| Goal |
State how many lines contain the string "name", and write nothing else.

* BEGIN Dataset records *

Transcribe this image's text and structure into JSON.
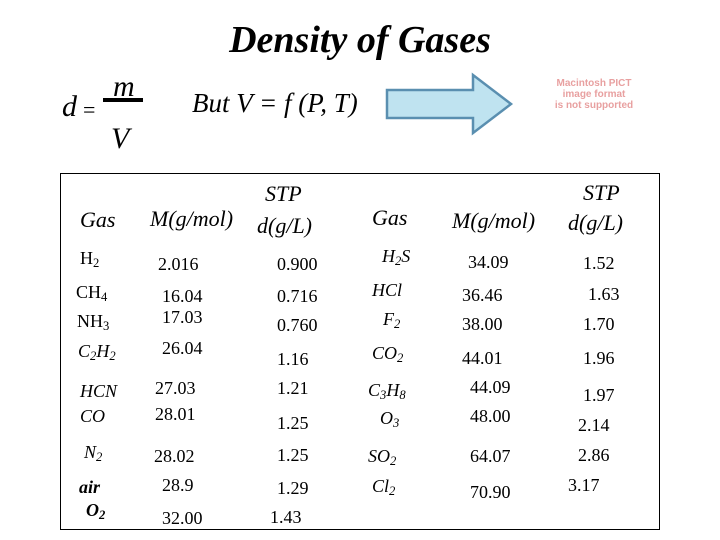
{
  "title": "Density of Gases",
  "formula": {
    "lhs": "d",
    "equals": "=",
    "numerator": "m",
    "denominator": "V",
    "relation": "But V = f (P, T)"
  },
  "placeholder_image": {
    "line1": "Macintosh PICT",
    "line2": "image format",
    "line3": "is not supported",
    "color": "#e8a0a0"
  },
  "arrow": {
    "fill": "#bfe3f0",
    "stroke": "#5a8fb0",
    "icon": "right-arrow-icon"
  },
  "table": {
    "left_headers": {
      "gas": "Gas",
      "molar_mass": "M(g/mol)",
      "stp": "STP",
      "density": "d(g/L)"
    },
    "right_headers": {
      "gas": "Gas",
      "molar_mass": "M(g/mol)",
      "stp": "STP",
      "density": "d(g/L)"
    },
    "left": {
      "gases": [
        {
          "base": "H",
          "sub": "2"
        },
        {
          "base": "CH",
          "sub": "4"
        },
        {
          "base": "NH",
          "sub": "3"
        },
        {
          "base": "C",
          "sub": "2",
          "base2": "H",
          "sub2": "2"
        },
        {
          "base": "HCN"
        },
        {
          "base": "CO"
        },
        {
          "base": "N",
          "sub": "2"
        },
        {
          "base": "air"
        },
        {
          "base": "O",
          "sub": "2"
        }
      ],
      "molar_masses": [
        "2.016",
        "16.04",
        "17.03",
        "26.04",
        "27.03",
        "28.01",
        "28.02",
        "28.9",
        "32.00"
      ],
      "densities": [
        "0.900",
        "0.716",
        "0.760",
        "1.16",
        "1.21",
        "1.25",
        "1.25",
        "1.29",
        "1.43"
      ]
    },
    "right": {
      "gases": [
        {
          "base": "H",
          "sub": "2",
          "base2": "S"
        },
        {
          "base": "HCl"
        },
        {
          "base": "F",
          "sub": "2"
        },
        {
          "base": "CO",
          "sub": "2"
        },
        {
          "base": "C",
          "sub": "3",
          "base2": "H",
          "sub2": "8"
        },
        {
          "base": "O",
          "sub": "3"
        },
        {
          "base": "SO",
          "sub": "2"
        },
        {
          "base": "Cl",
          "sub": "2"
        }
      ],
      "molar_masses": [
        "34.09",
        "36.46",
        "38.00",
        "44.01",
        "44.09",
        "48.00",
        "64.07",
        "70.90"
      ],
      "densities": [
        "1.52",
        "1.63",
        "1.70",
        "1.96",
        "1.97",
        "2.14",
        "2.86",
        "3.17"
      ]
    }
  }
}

* END Dataset records *
* BEGIN Dataset records *

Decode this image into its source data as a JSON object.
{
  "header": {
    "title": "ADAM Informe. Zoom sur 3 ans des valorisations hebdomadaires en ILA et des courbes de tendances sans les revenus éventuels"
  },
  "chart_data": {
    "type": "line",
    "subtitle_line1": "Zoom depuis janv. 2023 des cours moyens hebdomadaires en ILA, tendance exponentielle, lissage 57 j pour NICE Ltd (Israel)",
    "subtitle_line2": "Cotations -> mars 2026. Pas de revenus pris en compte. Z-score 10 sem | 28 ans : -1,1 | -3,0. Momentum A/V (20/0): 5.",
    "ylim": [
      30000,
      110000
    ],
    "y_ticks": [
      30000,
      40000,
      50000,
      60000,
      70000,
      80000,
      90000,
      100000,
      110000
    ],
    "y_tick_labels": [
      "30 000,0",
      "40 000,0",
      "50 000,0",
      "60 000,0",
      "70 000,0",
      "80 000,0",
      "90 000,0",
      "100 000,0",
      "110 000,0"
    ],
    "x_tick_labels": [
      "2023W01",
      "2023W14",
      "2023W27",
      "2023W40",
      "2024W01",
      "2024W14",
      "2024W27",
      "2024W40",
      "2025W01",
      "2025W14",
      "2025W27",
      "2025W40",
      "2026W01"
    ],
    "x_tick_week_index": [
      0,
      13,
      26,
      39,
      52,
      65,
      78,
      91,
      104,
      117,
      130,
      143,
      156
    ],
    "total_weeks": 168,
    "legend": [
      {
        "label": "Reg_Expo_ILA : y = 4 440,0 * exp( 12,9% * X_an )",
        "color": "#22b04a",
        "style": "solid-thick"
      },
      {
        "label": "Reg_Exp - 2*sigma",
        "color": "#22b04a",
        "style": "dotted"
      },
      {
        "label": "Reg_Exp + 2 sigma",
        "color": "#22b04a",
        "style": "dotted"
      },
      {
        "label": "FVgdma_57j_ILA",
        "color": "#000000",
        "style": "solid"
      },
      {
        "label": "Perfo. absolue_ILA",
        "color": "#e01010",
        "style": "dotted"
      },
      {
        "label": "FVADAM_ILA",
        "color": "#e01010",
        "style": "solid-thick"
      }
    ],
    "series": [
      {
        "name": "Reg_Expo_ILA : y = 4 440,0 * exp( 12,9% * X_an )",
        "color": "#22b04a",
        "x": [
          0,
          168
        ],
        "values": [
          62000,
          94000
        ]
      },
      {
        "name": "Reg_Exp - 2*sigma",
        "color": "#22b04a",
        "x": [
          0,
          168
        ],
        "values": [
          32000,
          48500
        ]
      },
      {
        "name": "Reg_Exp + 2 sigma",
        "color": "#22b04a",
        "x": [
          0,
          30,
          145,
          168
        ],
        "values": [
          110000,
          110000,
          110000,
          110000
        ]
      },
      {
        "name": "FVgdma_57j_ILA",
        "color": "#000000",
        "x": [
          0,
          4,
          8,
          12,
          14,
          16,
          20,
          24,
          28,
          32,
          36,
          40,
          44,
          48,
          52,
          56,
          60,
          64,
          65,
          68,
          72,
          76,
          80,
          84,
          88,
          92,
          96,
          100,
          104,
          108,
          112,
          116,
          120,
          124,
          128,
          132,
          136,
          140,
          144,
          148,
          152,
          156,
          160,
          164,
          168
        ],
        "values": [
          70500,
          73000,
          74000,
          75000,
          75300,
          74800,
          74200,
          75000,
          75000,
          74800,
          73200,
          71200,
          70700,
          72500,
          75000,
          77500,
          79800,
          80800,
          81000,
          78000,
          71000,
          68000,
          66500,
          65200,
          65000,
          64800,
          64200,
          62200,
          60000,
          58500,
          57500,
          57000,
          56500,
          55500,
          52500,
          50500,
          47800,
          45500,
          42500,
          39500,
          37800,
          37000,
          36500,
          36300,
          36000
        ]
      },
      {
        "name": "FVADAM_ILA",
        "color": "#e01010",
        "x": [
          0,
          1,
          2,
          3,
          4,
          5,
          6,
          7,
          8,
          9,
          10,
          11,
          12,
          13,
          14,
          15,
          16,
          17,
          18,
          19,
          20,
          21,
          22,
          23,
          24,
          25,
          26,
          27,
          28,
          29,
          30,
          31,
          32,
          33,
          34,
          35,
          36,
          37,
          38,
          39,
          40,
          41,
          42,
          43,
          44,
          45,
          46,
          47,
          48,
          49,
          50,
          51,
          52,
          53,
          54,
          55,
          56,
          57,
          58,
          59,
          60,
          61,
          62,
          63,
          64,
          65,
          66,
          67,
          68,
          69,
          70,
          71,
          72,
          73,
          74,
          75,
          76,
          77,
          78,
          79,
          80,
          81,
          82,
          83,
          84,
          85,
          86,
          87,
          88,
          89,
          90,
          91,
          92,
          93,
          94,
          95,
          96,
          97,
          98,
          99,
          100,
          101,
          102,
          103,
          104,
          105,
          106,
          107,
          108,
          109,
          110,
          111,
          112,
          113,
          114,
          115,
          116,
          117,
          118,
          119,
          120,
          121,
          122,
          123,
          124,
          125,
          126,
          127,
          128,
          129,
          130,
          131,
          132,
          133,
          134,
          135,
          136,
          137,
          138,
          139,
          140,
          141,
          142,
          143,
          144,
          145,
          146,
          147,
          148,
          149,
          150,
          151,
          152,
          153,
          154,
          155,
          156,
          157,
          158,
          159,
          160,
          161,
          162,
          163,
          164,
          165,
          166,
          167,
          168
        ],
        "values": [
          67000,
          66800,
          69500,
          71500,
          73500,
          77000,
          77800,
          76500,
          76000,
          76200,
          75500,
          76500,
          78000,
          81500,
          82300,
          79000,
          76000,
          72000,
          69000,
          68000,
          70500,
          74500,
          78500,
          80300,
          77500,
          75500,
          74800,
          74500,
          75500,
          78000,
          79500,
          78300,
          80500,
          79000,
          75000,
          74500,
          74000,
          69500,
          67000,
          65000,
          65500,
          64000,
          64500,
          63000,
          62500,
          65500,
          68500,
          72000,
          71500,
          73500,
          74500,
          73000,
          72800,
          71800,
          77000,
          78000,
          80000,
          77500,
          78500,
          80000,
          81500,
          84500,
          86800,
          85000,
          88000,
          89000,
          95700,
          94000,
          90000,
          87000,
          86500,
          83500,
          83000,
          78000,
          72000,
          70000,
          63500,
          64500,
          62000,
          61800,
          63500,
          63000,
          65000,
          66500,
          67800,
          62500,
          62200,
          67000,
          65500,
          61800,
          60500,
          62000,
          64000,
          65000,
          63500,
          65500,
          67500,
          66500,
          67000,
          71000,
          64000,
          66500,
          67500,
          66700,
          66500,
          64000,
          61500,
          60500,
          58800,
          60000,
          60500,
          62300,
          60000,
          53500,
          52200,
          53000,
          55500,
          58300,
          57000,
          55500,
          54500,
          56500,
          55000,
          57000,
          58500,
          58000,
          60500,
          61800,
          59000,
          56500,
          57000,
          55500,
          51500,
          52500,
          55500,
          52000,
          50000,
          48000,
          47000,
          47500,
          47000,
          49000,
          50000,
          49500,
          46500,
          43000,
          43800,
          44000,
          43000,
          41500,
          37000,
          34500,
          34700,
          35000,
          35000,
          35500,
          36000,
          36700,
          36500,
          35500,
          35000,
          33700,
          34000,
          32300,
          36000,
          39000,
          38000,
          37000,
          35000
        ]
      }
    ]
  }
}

* END Dataset records *

| Correct output |
5